BRIEF - Find how many lines of the listing below include the word "единицу", then report the number by itself.

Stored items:
----------

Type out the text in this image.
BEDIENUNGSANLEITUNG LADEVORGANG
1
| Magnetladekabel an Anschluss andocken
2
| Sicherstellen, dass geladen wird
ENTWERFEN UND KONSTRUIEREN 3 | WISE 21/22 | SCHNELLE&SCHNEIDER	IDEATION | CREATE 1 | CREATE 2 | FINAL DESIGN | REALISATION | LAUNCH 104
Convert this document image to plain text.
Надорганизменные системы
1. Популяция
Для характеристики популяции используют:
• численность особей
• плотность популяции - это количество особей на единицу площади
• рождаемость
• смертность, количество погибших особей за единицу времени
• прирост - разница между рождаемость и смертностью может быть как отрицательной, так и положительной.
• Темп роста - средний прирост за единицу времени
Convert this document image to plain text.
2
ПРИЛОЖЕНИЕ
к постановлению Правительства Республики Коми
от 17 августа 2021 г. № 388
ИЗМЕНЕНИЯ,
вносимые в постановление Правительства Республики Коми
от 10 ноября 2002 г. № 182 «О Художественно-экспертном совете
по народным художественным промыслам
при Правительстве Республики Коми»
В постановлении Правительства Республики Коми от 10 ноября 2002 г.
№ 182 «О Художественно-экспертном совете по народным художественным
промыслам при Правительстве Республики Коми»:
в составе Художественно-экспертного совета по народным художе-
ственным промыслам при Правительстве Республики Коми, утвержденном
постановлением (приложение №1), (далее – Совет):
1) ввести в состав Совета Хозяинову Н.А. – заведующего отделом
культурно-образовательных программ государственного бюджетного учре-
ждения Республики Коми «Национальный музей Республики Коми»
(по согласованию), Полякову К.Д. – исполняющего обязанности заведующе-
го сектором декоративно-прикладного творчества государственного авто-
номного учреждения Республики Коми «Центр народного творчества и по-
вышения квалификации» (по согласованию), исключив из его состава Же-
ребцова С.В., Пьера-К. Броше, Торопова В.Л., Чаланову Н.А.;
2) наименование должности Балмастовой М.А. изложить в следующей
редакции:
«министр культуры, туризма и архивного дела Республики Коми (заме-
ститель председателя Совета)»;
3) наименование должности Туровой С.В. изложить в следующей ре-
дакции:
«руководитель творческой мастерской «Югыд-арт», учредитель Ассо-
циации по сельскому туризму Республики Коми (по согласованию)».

----------

EXERCISE SOLUTION - 3